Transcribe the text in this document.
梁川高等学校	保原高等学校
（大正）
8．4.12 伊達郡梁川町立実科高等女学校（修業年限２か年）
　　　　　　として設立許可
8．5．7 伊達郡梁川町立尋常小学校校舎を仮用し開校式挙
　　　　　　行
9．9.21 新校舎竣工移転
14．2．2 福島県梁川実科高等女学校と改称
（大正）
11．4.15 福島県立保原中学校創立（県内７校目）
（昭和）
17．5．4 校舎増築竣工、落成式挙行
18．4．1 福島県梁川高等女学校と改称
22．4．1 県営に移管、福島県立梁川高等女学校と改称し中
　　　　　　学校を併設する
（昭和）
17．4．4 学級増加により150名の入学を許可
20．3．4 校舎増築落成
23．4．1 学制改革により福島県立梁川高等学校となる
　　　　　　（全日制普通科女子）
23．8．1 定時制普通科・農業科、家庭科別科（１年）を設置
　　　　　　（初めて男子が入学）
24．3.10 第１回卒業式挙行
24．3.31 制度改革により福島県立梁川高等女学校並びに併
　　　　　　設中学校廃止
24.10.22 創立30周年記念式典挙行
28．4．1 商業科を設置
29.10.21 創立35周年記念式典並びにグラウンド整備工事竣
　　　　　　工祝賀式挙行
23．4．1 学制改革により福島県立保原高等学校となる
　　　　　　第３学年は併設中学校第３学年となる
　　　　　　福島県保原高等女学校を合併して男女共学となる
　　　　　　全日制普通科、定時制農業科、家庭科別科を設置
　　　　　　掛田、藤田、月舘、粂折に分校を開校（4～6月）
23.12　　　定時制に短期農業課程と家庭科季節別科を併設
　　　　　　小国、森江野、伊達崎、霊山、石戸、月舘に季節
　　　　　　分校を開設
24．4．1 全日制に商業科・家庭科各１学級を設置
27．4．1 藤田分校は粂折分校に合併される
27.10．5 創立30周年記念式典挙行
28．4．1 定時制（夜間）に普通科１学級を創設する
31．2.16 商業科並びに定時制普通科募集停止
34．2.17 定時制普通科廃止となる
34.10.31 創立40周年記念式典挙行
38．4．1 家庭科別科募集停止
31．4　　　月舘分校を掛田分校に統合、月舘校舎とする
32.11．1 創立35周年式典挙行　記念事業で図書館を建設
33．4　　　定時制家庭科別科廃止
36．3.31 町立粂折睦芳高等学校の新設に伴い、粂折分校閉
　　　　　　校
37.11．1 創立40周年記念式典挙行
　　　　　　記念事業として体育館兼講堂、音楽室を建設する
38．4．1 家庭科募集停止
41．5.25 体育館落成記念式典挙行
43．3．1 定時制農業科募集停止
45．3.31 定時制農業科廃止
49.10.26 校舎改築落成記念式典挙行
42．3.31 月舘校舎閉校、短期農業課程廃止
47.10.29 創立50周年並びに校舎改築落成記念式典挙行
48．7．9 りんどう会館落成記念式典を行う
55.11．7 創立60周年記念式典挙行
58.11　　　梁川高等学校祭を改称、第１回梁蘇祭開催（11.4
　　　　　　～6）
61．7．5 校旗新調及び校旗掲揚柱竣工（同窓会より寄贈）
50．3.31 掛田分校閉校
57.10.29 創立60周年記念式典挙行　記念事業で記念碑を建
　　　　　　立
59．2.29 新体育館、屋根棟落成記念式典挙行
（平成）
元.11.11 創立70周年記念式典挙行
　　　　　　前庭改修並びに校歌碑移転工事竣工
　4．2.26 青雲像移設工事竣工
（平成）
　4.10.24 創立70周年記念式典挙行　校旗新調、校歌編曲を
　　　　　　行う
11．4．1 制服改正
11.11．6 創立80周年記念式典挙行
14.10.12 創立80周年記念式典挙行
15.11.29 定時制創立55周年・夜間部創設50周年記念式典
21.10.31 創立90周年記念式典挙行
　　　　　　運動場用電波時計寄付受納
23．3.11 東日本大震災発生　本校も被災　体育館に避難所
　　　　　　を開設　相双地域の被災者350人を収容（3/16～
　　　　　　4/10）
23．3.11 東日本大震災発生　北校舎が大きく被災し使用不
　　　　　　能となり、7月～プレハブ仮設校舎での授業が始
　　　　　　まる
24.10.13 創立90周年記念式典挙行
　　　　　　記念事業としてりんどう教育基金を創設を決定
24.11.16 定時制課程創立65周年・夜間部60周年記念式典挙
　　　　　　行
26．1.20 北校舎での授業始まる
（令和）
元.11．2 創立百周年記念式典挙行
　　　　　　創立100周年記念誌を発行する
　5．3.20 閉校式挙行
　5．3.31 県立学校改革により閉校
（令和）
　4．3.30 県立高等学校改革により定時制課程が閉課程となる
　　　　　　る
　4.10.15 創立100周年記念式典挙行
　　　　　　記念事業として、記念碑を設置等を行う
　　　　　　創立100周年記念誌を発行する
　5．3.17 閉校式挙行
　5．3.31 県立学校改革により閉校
+ + + +
## WHAT IS ASKED
Exactly as shown above, return every record.

## EXERCISE RESULT
Transcribe the text in this document.
梁川高等学校	保原高等学校
（大正）
8．4.12 伊達郡梁川町立実科高等女学校（修業年限２か年）
　　　　　　として設立許可
8．5．7 伊達郡梁川町立尋常小学校校舎を仮用し開校式挙
　　　　　　行
9．9.21 新校舎竣工移転
14．2．2 福島県梁川実科高等女学校と改称
（大正）
11．4.15 福島県立保原中学校創立（県内７校目）
（昭和）
17．5．4 校舎増築竣工、落成式挙行
18．4．1 福島県梁川高等女学校と改称
22．4．1 県営に移管、福島県立梁川高等女学校と改称し中
　　　　　　学校を併設する
（昭和）
17．4．4 学級増加により150名の入学を許可
20．3．4 校舎増築落成
23．4．1 学制改革により福島県立梁川高等学校となる
　　　　　　（全日制普通科女子）
23．8．1 定時制普通科・農業科、家庭科別科（１年）を設置
　　　　　　（初めて男子が入学）
24．3.10 第１回卒業式挙行
24．3.31 制度改革により福島県立梁川高等女学校並びに併
　　　　　　設中学校廃止
24.10.22 創立30周年記念式典挙行
28．4．1 商業科を設置
29.10.21 創立35周年記念式典並びにグラウンド整備工事竣
　　　　　　工祝賀式挙行
23．4．1 学制改革により福島県立保原高等学校となる
　　　　　　第３学年は併設中学校第３学年となる
　　　　　　福島県保原高等女学校を合併して男女共学となる
　　　　　　全日制普通科、定時制農業科、家庭科別科を設置
　　　　　　掛田、藤田、月舘、粂折に分校を開校（4～6月）
23.12　　　定時制に短期農業課程と家庭科季節別科を併設
　　　　　　小国、森江野、伊達崎、霊山、石戸、月舘に季節
　　　　　　分校を開設
24．4．1 全日制に商業科・家庭科各１学級を設置
27．4．1 藤田分校は粂折分校に合併される
27.10．5 創立30周年記念式典挙行
28．4．1 定時制（夜間）に普通科１学級を創設する
31．2.16 商業科並びに定時制普通科募集停止
34．2.17 定時制普通科廃止となる
34.10.31 創立40周年記念式典挙行
38．4．1 家庭科別科募集停止
31．4　　　月舘分校を掛田分校に統合、月舘校舎とする
32.11．1 創立35周年式典挙行　記念事業で図書館を建設
33．4　　　定時制家庭科別科廃止
36．3.31 町立粂折睦芳高等学校の新設に伴い、粂折分校閉
　　　　　　校
37.11．1 創立40周年記念式典挙行
　　　　　　記念事業として体育館兼講堂、音楽室を建設する
38．4．1 家庭科募集停止
41．5.25 体育館落成記念式典挙行
43．3．1 定時制農業科募集停止
45．3.31 定時制農業科廃止
49.10.26 校舎改築落成記念式典挙行
42．3.31 月舘校舎閉校、短期農業課程廃止
47.10.29 創立50周年並びに校舎改築落成記念式典挙行
48．7．9 りんどう会館落成記念式典を行う
55.11．7 創立60周年記念式典挙行
58.11　　　梁川高等学校祭を改称、第１回梁蘇祭開催（11.4
　　　　　　～6）
61．7．5 校旗新調及び校旗掲揚柱竣工（同窓会より寄贈）
50．3.31 掛田分校閉校
57.10.29 創立60周年記念式典挙行　記念事業で記念碑を建
　　　　　　立
59．2.29 新体育館、屋根棟落成記念式典挙行
（平成）
元.11.11 創立70周年記念式典挙行
　　　　　　前庭改修並びに校歌碑移転工事竣工
　4．2.26 青雲像移設工事竣工
（平成）
　4.10.24 創立70周年記念式典挙行　校旗新調、校歌編曲を
　　　　　　行う
11．4．1 制服改正
11.11．6 創立80周年記念式典挙行
14.10.12 創立80周年記念式典挙行
15.11.29 定時制創立55周年・夜間部創設50周年記念式典
21.10.31 創立90周年記念式典挙行
　　　　　　運動場用電波時計寄付受納
23．3.11 東日本大震災発生　本校も被災　体育館に避難所
　　　　　　を開設　相双地域の被災者350人を収容（3/16～
　　　　　　4/10）
23．3.11 東日本大震災発生　北校舎が大きく被災し使用不
　　　　　　能となり、7月～プレハブ仮設校舎での授業が始
　　　　　　まる
24.10.13 創立90周年記念式典挙行
　　　　　　記念事業としてりんどう教育基金を創設を決定
24.11.16 定時制課程創立65周年・夜間部60周年記念式典挙
　　　　　　行
26．1.20 北校舎での授業始まる
（令和）
元.11．2 創立百周年記念式典挙行
　　　　　　創立100周年記念誌を発行する
　5．3.20 閉校式挙行
　5．3.31 県立学校改革により閉校
（令和）
　4．3.30 県立高等学校改革により定時制課程が閉課程となる
　　　　　　る
　4.10.15 創立100周年記念式典挙行
　　　　　　記念事業として、記念碑を設置等を行う
　　　　　　創立100周年記念誌を発行する
　5．3.17 閉校式挙行
　5．3.31 県立学校改革により閉校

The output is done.